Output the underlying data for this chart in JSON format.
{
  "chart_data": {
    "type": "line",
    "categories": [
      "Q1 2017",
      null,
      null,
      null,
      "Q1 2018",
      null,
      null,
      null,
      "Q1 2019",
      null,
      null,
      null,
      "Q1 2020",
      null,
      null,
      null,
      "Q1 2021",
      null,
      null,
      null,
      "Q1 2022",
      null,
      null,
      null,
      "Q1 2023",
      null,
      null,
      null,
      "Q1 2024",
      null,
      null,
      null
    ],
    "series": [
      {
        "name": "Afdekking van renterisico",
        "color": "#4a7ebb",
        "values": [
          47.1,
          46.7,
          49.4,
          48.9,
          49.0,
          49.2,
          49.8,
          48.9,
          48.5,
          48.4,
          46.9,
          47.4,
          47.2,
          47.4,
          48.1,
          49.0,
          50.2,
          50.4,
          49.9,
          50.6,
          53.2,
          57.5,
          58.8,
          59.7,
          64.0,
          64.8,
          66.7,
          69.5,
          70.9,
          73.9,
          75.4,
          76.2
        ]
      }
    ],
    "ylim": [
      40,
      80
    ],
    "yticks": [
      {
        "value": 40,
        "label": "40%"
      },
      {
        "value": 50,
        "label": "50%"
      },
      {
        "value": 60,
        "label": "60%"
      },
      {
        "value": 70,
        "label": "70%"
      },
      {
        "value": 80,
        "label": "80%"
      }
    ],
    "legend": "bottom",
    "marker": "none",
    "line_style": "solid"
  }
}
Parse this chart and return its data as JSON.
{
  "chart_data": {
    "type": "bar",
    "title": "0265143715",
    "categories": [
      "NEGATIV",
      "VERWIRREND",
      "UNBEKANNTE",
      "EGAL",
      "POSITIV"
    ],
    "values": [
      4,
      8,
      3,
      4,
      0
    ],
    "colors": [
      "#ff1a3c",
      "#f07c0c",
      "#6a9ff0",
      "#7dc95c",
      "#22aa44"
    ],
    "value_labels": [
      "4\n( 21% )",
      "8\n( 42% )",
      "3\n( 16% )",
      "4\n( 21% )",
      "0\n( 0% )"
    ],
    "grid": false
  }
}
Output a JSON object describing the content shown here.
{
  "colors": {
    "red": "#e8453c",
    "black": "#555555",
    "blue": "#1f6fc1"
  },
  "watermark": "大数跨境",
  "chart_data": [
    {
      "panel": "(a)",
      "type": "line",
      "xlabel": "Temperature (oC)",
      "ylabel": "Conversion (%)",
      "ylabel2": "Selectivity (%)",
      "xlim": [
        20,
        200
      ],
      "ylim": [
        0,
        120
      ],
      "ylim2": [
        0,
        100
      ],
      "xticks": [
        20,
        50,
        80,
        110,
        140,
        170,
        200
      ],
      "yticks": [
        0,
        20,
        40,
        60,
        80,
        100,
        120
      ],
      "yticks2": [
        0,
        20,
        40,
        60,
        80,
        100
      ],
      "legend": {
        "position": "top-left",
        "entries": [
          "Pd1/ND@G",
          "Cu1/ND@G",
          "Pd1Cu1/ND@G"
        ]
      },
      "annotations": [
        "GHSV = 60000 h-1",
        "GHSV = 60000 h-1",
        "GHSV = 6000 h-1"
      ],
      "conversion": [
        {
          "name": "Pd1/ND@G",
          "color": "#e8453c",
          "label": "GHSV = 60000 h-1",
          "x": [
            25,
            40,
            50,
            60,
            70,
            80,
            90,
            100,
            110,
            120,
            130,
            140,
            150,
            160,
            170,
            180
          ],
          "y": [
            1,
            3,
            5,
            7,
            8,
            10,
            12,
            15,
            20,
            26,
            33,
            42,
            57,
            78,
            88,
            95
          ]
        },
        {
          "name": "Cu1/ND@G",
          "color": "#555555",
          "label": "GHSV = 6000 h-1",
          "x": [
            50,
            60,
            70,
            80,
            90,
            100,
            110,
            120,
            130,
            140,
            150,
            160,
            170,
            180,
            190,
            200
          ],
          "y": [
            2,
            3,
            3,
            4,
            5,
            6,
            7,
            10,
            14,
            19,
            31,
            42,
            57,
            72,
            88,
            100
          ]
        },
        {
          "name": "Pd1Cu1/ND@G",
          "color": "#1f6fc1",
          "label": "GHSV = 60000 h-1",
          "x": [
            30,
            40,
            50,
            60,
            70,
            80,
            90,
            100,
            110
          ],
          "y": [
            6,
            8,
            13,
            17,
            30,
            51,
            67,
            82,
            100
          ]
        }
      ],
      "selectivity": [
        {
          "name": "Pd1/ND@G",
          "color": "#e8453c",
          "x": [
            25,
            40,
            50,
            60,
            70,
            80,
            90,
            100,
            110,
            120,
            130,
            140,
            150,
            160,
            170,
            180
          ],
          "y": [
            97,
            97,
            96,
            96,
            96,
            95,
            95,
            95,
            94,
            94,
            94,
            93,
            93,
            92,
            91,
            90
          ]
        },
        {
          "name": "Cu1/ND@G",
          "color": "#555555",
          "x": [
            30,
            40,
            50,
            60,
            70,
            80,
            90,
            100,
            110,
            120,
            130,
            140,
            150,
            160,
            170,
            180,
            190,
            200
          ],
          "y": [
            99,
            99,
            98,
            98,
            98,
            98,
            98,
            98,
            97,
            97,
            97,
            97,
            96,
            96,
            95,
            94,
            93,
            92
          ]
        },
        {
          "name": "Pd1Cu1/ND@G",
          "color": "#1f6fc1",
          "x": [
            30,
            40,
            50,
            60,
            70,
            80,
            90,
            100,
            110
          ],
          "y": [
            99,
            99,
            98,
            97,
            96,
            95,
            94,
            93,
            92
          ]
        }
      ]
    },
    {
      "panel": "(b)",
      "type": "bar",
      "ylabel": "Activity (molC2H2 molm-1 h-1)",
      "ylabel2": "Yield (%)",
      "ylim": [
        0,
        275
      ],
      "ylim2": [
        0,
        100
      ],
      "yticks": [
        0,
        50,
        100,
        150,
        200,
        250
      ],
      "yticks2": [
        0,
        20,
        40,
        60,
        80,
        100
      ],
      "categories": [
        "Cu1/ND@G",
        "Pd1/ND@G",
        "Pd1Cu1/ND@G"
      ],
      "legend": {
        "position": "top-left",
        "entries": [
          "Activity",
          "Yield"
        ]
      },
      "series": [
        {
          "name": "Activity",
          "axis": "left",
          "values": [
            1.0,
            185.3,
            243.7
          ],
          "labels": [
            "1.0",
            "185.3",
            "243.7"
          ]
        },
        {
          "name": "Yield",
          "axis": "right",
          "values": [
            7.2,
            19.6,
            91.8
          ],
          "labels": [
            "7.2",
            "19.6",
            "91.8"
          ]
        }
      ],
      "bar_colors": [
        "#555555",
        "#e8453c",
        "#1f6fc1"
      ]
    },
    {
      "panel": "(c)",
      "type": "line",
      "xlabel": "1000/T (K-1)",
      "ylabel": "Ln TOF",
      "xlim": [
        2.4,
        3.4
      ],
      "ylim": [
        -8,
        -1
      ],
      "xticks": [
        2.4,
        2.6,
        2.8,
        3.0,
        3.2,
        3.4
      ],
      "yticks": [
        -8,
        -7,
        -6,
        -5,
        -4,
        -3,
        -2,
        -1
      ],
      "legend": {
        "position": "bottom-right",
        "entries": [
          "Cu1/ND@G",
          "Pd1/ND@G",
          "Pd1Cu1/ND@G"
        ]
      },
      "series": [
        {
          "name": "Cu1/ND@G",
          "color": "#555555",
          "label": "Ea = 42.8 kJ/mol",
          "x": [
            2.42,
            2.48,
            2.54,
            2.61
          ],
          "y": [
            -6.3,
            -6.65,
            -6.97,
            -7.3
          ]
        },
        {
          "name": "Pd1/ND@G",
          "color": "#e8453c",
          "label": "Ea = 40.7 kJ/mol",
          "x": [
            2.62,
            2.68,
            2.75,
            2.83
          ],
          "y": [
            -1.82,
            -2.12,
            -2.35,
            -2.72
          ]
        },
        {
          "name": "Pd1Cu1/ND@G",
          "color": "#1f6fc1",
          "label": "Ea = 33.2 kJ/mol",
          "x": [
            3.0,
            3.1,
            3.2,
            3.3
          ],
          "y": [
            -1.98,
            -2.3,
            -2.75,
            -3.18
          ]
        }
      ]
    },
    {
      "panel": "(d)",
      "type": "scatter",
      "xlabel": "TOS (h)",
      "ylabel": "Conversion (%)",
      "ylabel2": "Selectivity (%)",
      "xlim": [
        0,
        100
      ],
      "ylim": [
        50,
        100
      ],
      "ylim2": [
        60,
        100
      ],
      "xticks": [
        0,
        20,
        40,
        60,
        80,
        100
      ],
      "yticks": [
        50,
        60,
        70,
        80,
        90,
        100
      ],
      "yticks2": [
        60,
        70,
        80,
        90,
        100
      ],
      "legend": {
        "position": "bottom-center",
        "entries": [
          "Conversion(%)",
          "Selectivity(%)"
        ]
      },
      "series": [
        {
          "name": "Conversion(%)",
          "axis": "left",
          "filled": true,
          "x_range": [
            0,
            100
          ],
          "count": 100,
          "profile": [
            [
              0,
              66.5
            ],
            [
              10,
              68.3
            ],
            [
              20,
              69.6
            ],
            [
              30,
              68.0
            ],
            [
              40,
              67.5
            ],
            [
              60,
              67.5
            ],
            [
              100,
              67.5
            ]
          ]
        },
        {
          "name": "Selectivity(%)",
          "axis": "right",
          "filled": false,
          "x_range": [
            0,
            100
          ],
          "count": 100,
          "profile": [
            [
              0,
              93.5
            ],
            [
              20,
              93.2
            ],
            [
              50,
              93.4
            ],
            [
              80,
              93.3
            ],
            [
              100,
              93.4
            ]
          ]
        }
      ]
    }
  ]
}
════════
TASK INSTRUCTIONS: Each line above that holds the string "bottom" should be copied and shown.

FULL RESPONSE:
    "legend": "bottom",
        "position": "bottom-right",
        "position": "bottom-center",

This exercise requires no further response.